- [DIRECTIVE]: Drop the pictures from the entries below, then reproduce the rest exactly.

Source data
** Begin **

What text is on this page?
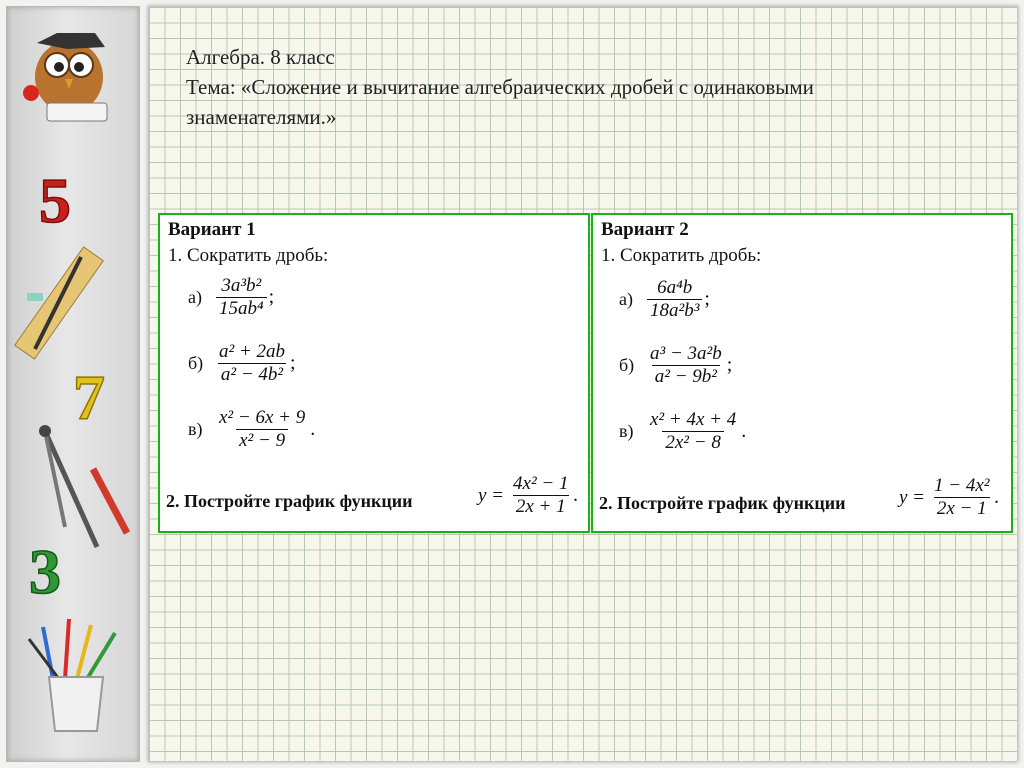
5
7
3
Алгебра. 8 класс
Тема: «Сложение и вычитание алгебраических дробей с одинаковыми
знаменателями.»
Вариант 1
1. Сократить дробь:
$а) \frac{\text{3a³b²}}{\text{15ab⁴}}$ ;
$б) \frac{\text{a² + 2ab}}{\text{a² − 4b²}}$ ;
$в) \frac{\text{x² − 6x + 9}}{\text{x² − 9}}$ .
2. Постройте график функции	$y = \frac{\text{4x² − 1}}{2x + 1}$ .
Вариант 2
1. Сократить дробь:
$а) \frac{\text{6a⁴b}}{\text{18a²b³}}$ ;
$б) \frac{\text{a³ − 3a²b}}{\text{a² − 9b²}}$ ;
$в) \frac{\text{x² + 4x + 4}}{\text{2x² − 8}}$ .
2. Постройте график функции	$y = \frac{\text{1 − 4x²}}{2x - 1}$ .
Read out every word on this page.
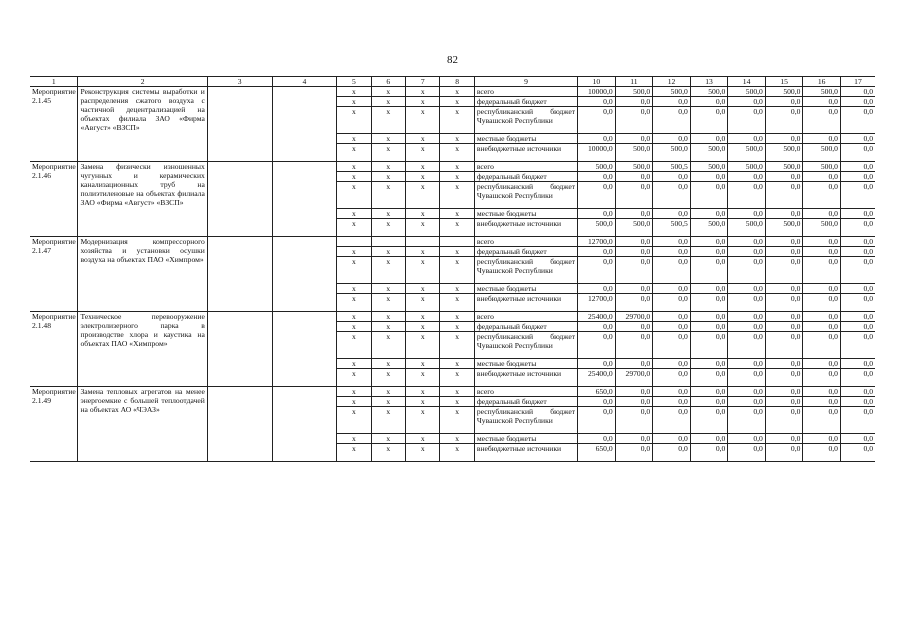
82
1	2	3	4	5	6	7	8	9	10	11	12	13	14	15	16	17
Мероприятие 2.1.45	Реконструкция системы выработки и распределения сжатого воздуха с частичной децентрализацией на объектах филиала ЗАО «Фирма «Август» «ВЗСП»			x	x	x	x	всего	10000,0	500,0	500,0	500,0	500,0	500,0	500,0	0,0
				x	x	x	x	федеральный бюджет	0,0	0,0	0,0	0,0	0,0	0,0	0,0	0,0
				x	x	x	x	республиканский бюджет Чувашской Республики	0,0	0,0	0,0	0,0	0,0	0,0	0,0	0,0
				x	x	x	x	местные бюджеты	0,0	0,0	0,0	0,0	0,0	0,0	0,0	0,0
				x	x	x	x	внебюджетные источники	10000,0	500,0	500,0	500,0	500,0	500,0	500,0	0,0
Мероприятие 2.1.46	Замена физически изношенных чугунных и керамических канализационных труб на полиэтиленовые на объектах филиала ЗАО «Фирма «Август» «ВЗСП»			x	x	x	x	всего	500,0	500,0	500,5	500,0	500,0	500,0	500,0	0,0
				x	x	x	x	федеральный бюджет	0,0	0,0	0,0	0,0	0,0	0,0	0,0	0,0
				x	x	x	x	республиканский бюджет Чувашской Республики	0,0	0,0	0,0	0,0	0,0	0,0	0,0	0,0
				x	x	x	x	местные бюджеты	0,0	0,0	0,0	0,0	0,0	0,0	0,0	0,0
				x	x	x	x	внебюджетные источники	500,0	500,0	500,5	500,0	500,0	500,0	500,0	0,0
Мероприятие 2.1.47	Модернизация компрессорного хозяйства и установки осушки воздуха на объектах ПАО «Химпром»							всего	12700,0	0,0	0,0	0,0	0,0	0,0	0,0	0,0
				x	x	x	x	федеральный бюджет	0,0	0,0	0,0	0,0	0,0	0,0	0,0	0,0
				x	x	x	x	республиканский бюджет Чувашской Республики	0,0	0,0	0,0	0,0	0,0	0,0	0,0	0,0
				x	x	x	x	местные бюджеты	0,0	0,0	0,0	0,0	0,0	0,0	0,0	0,0
				x	x	x	x	внебюджетные источники	12700,0	0,0	0,0	0,0	0,0	0,0	0,0	0,0
Мероприятие 2.1.48	Техническое перевооружение электролизерного парка в производстве хлора и каустика на объектах ПАО «Химпром»			x	x	x	x	всего	25400,0	29700,0	0,0	0,0	0,0	0,0	0,0	0,0
				x	x	x	x	федеральный бюджет	0,0	0,0	0,0	0,0	0,0	0,0	0,0	0,0
				x	x	x	x	республиканский бюджет Чувашской Республики	0,0	0,0	0,0	0,0	0,0	0,0	0,0	0,0
				x	x	x	x	местные бюджеты	0,0	0,0	0,0	0,0	0,0	0,0	0,0	0,0
				x	x	x	x	внебюджетные источники	25400,0	29700,0	0,0	0,0	0,0	0,0	0,0	0,0
Мероприятие 2.1.49	Замена тепловых агрегатов на менее энергоемкие с большей теплоотдачей на объектах АО «ЧЭАЗ»			x	x	x	x	всего	650,0	0,0	0,0	0,0	0,0	0,0	0,0	0,0
				x	x	x	x	федеральный бюджет	0,0	0,0	0,0	0,0	0,0	0,0	0,0	0,0
				x	x	x	x	республиканский бюджет Чувашской Республики	0,0	0,0	0,0	0,0	0,0	0,0	0,0	0,0
				x	x	x	x	местные бюджеты	0,0	0,0	0,0	0,0	0,0	0,0	0,0	0,0
				x	x	x	x	внебюджетные источники	650,0	0,0	0,0	0,0	0,0	0,0	0,0	0,0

** End **

- [FINAL RESULT]:
What text is on this page?
5
7
3
Алгебра. 8 класс
Тема: «Сложение и вычитание алгебраических дробей с одинаковыми
знаменателями.»
Вариант 1
1. Сократить дробь:
$а) \frac{\text{3a³b²}}{\text{15ab⁴}}$ ;
$б) \frac{\text{a² + 2ab}}{\text{a² − 4b²}}$ ;
$в) \frac{\text{x² − 6x + 9}}{\text{x² − 9}}$ .
2. Постройте график функции	$y = \frac{\text{4x² − 1}}{2x + 1}$ .
Вариант 2
1. Сократить дробь:
$а) \frac{\text{6a⁴b}}{\text{18a²b³}}$ ;
$б) \frac{\text{a³ − 3a²b}}{\text{a² − 9b²}}$ ;
$в) \frac{\text{x² + 4x + 4}}{\text{2x² − 8}}$ .
2. Постройте график функции	$y = \frac{\text{1 − 4x²}}{2x - 1}$ .
Read out every word on this page.
82
1	2	3	4	5	6	7	8	9	10	11	12	13	14	15	16	17
Мероприятие 2.1.45	Реконструкция системы выработки и распределения сжатого воздуха с частичной децентрализацией на объектах филиала ЗАО «Фирма «Август» «ВЗСП»			x	x	x	x	всего	10000,0	500,0	500,0	500,0	500,0	500,0	500,0	0,0
				x	x	x	x	федеральный бюджет	0,0	0,0	0,0	0,0	0,0	0,0	0,0	0,0
				x	x	x	x	республиканский бюджет Чувашской Республики	0,0	0,0	0,0	0,0	0,0	0,0	0,0	0,0
				x	x	x	x	местные бюджеты	0,0	0,0	0,0	0,0	0,0	0,0	0,0	0,0
				x	x	x	x	внебюджетные источники	10000,0	500,0	500,0	500,0	500,0	500,0	500,0	0,0
Мероприятие 2.1.46	Замена физически изношенных чугунных и керамических канализационных труб на полиэтиленовые на объектах филиала ЗАО «Фирма «Август» «ВЗСП»			x	x	x	x	всего	500,0	500,0	500,5	500,0	500,0	500,0	500,0	0,0
				x	x	x	x	федеральный бюджет	0,0	0,0	0,0	0,0	0,0	0,0	0,0	0,0
				x	x	x	x	республиканский бюджет Чувашской Республики	0,0	0,0	0,0	0,0	0,0	0,0	0,0	0,0
				x	x	x	x	местные бюджеты	0,0	0,0	0,0	0,0	0,0	0,0	0,0	0,0
				x	x	x	x	внебюджетные источники	500,0	500,0	500,5	500,0	500,0	500,0	500,0	0,0
Мероприятие 2.1.47	Модернизация компрессорного хозяйства и установки осушки воздуха на объектах ПАО «Химпром»							всего	12700,0	0,0	0,0	0,0	0,0	0,0	0,0	0,0
				x	x	x	x	федеральный бюджет	0,0	0,0	0,0	0,0	0,0	0,0	0,0	0,0
				x	x	x	x	республиканский бюджет Чувашской Республики	0,0	0,0	0,0	0,0	0,0	0,0	0,0	0,0
				x	x	x	x	местные бюджеты	0,0	0,0	0,0	0,0	0,0	0,0	0,0	0,0
				x	x	x	x	внебюджетные источники	12700,0	0,0	0,0	0,0	0,0	0,0	0,0	0,0
Мероприятие 2.1.48	Техническое перевооружение электролизерного парка в производстве хлора и каустика на объектах ПАО «Химпром»			x	x	x	x	всего	25400,0	29700,0	0,0	0,0	0,0	0,0	0,0	0,0
				x	x	x	x	федеральный бюджет	0,0	0,0	0,0	0,0	0,0	0,0	0,0	0,0
				x	x	x	x	республиканский бюджет Чувашской Республики	0,0	0,0	0,0	0,0	0,0	0,0	0,0	0,0
				x	x	x	x	местные бюджеты	0,0	0,0	0,0	0,0	0,0	0,0	0,0	0,0
				x	x	x	x	внебюджетные источники	25400,0	29700,0	0,0	0,0	0,0	0,0	0,0	0,0
Мероприятие 2.1.49	Замена тепловых агрегатов на менее энергоемкие с большей теплоотдачей на объектах АО «ЧЭАЗ»			x	x	x	x	всего	650,0	0,0	0,0	0,0	0,0	0,0	0,0	0,0
				x	x	x	x	федеральный бюджет	0,0	0,0	0,0	0,0	0,0	0,0	0,0	0,0
				x	x	x	x	республиканский бюджет Чувашской Республики	0,0	0,0	0,0	0,0	0,0	0,0	0,0	0,0
				x	x	x	x	местные бюджеты	0,0	0,0	0,0	0,0	0,0	0,0	0,0	0,0
				x	x	x	x	внебюджетные источники	650,0	0,0	0,0	0,0	0,0	0,0	0,0	0,0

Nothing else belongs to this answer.